- [Written instruction]:
Give every line of the data again, unchanged, but with no pictures.

- [Provided data]:

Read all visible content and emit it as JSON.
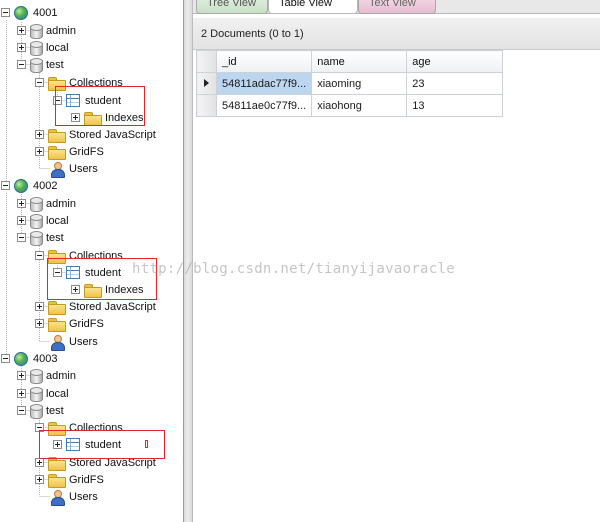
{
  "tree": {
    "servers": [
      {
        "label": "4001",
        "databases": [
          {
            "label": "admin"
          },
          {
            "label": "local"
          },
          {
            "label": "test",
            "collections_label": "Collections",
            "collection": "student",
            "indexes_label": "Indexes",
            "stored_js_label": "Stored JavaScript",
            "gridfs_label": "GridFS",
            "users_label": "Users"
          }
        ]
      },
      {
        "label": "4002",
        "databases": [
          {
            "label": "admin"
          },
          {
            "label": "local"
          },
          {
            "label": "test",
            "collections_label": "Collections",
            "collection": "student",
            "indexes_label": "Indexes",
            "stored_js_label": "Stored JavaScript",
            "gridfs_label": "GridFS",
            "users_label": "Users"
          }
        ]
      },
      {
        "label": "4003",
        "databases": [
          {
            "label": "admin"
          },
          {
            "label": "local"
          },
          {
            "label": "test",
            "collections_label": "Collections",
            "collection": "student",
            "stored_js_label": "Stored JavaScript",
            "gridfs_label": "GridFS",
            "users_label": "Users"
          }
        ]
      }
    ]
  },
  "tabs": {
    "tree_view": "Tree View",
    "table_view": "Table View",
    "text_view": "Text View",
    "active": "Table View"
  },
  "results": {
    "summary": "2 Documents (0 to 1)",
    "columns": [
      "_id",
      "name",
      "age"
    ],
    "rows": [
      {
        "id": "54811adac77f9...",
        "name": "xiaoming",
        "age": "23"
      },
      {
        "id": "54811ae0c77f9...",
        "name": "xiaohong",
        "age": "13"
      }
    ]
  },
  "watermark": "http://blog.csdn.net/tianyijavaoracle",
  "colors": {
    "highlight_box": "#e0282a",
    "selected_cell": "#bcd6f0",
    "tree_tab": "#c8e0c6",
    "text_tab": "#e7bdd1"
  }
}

- [The completed task]:
Read all visible content and emit it as JSON.
{
  "tree": {
    "servers": [
      {
        "label": "4001",
        "databases": [
          {
            "label": "admin"
          },
          {
            "label": "local"
          },
          {
            "label": "test",
            "collections_label": "Collections",
            "collection": "student",
            "indexes_label": "Indexes",
            "stored_js_label": "Stored JavaScript",
            "gridfs_label": "GridFS",
            "users_label": "Users"
          }
        ]
      },
      {
        "label": "4002",
        "databases": [
          {
            "label": "admin"
          },
          {
            "label": "local"
          },
          {
            "label": "test",
            "collections_label": "Collections",
            "collection": "student",
            "indexes_label": "Indexes",
            "stored_js_label": "Stored JavaScript",
            "gridfs_label": "GridFS",
            "users_label": "Users"
          }
        ]
      },
      {
        "label": "4003",
        "databases": [
          {
            "label": "admin"
          },
          {
            "label": "local"
          },
          {
            "label": "test",
            "collections_label": "Collections",
            "collection": "student",
            "stored_js_label": "Stored JavaScript",
            "gridfs_label": "GridFS",
            "users_label": "Users"
          }
        ]
      }
    ]
  },
  "tabs": {
    "tree_view": "Tree View",
    "table_view": "Table View",
    "text_view": "Text View",
    "active": "Table View"
  },
  "results": {
    "summary": "2 Documents (0 to 1)",
    "columns": [
      "_id",
      "name",
      "age"
    ],
    "rows": [
      {
        "id": "54811adac77f9...",
        "name": "xiaoming",
        "age": "23"
      },
      {
        "id": "54811ae0c77f9...",
        "name": "xiaohong",
        "age": "13"
      }
    ]
  },
  "watermark": "http://blog.csdn.net/tianyijavaoracle",
  "colors": {
    "highlight_box": "#e0282a",
    "selected_cell": "#bcd6f0",
    "tree_tab": "#c8e0c6",
    "text_tab": "#e7bdd1"
  }
}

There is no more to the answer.